• Instructions for the task: Search the records for the word "Samarcandi" and report each line that has it.

>> START

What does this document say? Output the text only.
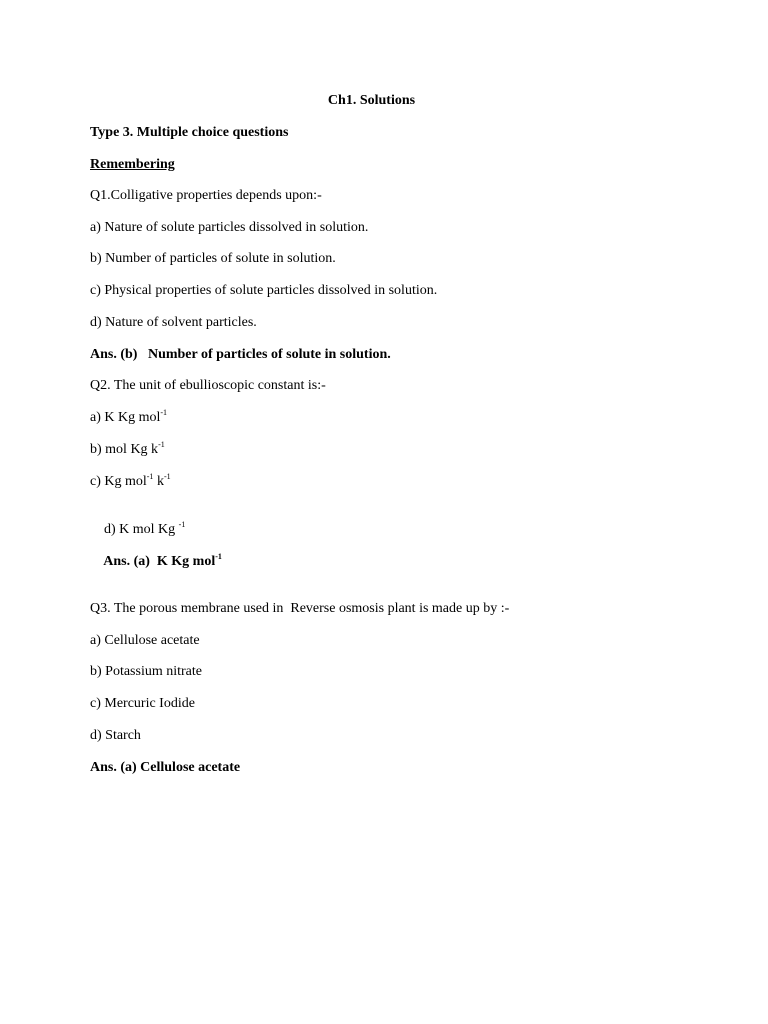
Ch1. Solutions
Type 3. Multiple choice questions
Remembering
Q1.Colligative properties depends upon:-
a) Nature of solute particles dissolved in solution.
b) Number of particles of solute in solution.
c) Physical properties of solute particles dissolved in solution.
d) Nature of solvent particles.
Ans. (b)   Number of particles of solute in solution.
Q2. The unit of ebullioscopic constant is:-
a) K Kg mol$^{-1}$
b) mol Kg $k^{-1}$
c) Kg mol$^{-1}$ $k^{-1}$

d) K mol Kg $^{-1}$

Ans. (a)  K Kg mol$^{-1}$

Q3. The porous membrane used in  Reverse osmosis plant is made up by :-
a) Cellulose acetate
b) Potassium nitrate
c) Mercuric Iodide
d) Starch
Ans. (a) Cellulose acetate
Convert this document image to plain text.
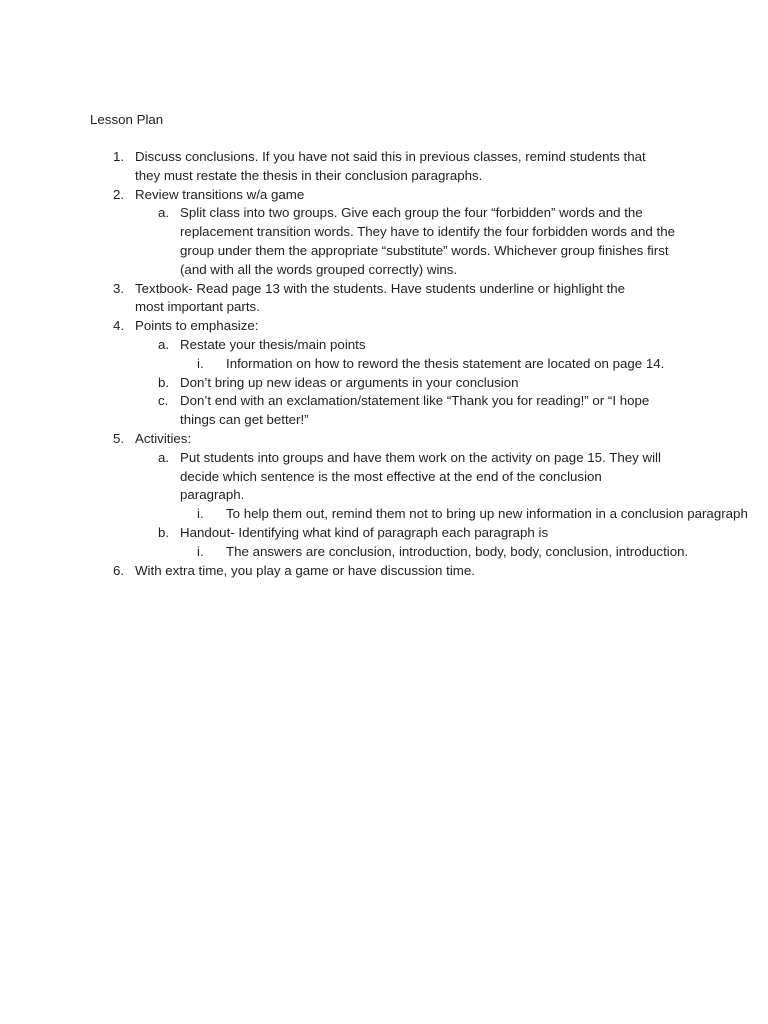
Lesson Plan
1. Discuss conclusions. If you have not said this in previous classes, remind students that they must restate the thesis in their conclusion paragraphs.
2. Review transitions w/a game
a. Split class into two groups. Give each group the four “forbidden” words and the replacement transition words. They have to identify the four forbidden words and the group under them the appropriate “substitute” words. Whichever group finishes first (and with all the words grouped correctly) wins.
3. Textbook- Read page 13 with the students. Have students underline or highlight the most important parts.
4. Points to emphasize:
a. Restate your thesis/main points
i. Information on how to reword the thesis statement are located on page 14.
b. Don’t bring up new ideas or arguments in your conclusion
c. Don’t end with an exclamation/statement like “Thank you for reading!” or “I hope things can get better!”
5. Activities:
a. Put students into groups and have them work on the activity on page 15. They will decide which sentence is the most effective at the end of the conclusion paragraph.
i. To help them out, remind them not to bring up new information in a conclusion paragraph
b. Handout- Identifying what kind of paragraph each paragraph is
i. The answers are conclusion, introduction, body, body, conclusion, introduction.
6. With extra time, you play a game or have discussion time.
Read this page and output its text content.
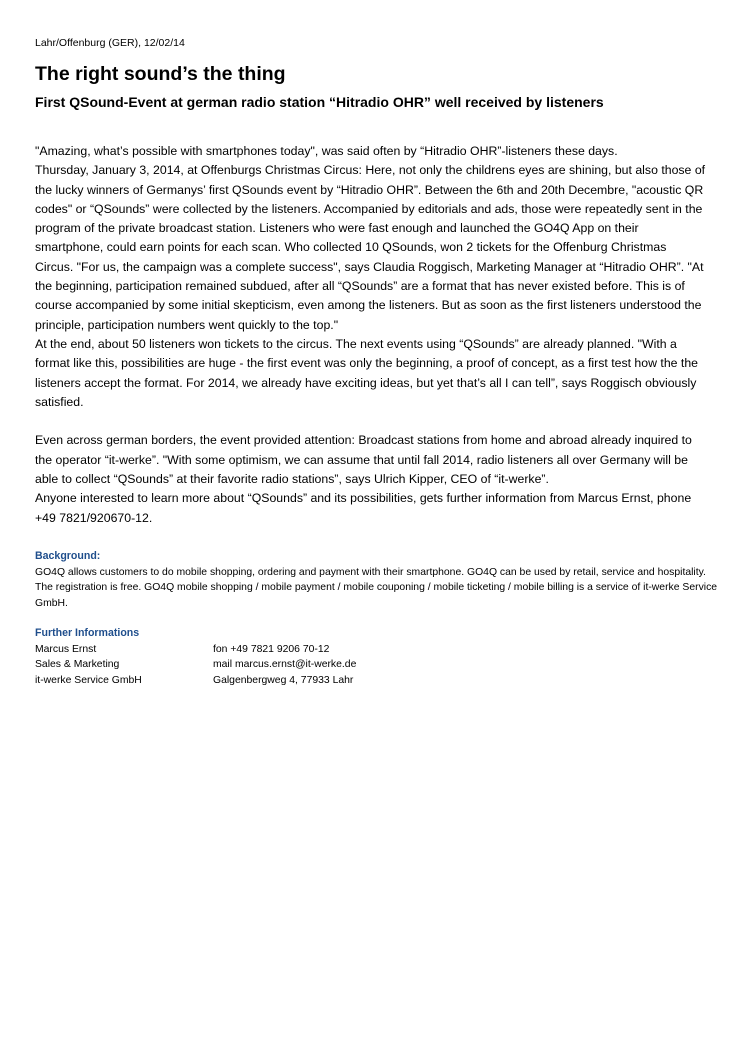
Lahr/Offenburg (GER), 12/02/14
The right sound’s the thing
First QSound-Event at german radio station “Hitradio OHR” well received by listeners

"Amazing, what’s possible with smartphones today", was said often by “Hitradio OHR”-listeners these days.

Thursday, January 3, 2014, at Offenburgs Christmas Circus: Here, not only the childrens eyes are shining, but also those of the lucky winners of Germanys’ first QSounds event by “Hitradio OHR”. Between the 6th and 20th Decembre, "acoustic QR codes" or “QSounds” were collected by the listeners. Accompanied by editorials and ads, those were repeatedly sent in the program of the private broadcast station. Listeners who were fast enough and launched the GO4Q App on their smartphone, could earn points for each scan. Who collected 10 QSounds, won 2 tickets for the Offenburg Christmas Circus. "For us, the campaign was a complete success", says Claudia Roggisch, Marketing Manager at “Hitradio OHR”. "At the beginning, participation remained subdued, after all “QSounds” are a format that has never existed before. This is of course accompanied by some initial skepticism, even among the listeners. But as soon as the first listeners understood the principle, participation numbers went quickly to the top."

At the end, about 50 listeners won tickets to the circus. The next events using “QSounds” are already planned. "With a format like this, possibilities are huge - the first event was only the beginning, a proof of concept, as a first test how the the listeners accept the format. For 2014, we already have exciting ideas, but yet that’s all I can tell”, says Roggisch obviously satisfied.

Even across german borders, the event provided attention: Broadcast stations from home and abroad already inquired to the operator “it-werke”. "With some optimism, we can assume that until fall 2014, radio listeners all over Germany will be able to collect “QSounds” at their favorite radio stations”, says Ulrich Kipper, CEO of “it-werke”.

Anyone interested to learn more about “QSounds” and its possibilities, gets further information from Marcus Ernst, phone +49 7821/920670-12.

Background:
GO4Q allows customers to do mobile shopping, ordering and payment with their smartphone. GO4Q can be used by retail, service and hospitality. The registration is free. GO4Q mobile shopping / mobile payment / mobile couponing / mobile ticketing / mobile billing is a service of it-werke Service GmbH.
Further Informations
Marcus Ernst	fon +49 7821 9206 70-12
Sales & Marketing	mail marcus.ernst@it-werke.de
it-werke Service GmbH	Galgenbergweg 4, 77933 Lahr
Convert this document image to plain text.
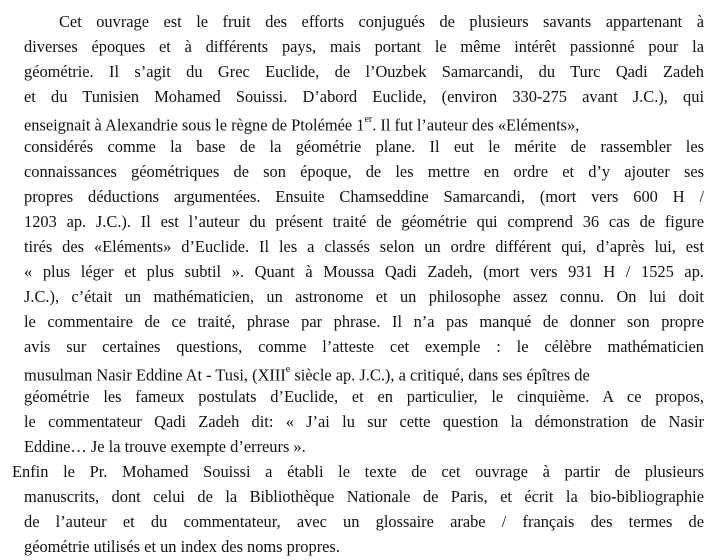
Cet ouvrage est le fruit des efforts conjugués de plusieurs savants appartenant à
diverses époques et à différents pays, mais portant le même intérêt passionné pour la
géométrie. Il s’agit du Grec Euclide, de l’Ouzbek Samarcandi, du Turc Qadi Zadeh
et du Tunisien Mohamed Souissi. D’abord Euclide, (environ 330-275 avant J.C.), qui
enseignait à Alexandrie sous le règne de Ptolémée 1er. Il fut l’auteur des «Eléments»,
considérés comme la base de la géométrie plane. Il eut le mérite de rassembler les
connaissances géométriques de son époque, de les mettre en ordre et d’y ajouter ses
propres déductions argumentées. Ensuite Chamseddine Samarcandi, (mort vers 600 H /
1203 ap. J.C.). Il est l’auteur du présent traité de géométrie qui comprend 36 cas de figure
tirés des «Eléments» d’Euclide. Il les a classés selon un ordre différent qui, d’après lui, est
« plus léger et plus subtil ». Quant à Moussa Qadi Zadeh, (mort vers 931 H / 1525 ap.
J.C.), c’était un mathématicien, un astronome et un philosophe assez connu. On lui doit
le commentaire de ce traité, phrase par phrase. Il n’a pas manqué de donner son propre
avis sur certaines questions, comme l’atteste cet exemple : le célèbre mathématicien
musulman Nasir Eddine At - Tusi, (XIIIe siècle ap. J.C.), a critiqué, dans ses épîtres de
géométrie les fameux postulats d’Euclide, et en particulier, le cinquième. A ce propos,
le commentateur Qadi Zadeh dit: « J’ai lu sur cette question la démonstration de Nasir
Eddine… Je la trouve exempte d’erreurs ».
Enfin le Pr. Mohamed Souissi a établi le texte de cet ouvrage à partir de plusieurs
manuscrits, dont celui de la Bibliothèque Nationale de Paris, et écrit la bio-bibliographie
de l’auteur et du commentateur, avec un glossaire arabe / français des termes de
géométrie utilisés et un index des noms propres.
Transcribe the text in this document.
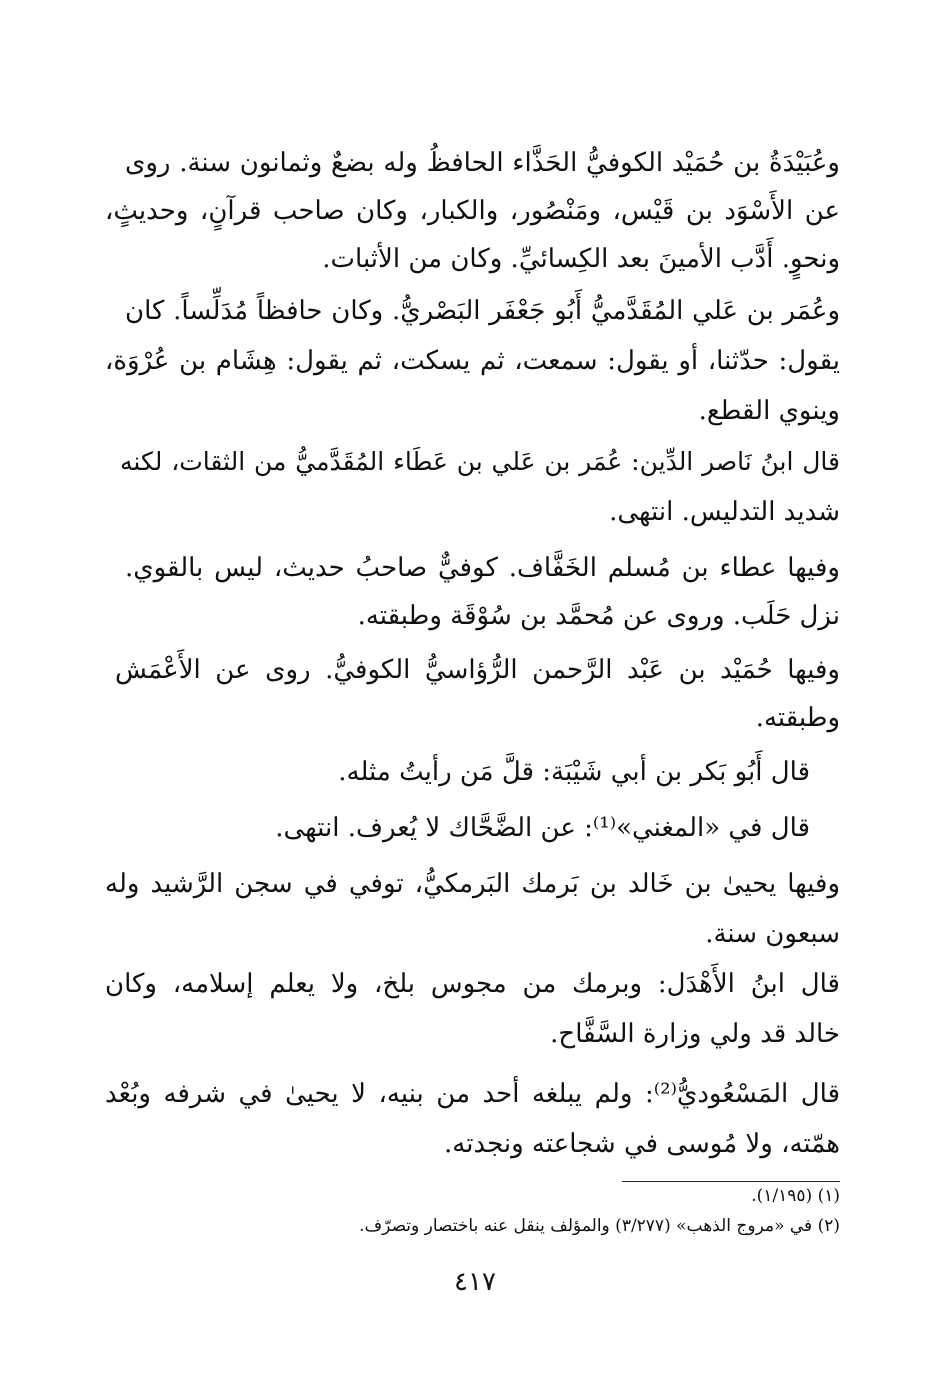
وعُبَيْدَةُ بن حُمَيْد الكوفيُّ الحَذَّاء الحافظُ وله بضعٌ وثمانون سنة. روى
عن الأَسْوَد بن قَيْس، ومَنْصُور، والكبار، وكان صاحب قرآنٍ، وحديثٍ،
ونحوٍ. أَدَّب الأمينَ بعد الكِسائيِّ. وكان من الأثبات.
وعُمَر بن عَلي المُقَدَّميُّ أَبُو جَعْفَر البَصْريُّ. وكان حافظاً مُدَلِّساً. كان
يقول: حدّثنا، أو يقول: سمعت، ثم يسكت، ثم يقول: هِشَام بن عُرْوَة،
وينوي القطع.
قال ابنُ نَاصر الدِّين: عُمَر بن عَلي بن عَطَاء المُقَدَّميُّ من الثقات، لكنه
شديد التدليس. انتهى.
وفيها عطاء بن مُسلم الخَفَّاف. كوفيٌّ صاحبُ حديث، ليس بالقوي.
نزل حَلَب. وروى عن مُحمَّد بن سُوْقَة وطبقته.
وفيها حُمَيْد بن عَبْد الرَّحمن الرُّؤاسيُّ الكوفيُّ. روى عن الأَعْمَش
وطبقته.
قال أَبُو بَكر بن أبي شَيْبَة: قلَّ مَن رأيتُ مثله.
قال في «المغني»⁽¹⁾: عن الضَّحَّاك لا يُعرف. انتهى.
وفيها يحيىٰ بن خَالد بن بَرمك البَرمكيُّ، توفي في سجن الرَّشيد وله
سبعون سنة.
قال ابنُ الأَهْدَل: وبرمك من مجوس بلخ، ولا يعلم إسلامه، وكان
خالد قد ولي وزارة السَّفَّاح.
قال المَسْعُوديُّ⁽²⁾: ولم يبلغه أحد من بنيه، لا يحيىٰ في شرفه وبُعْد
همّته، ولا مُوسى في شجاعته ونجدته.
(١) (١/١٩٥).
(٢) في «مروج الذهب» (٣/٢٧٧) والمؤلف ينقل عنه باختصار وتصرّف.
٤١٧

>> END

• Task output:
géométrie. Il s’agit du Grec Euclide, de l’Ouzbek Samarcandi, du Turc Qadi Zadeh
propres déductions argumentées. Ensuite Chamseddine Samarcandi, (mort vers 600 H /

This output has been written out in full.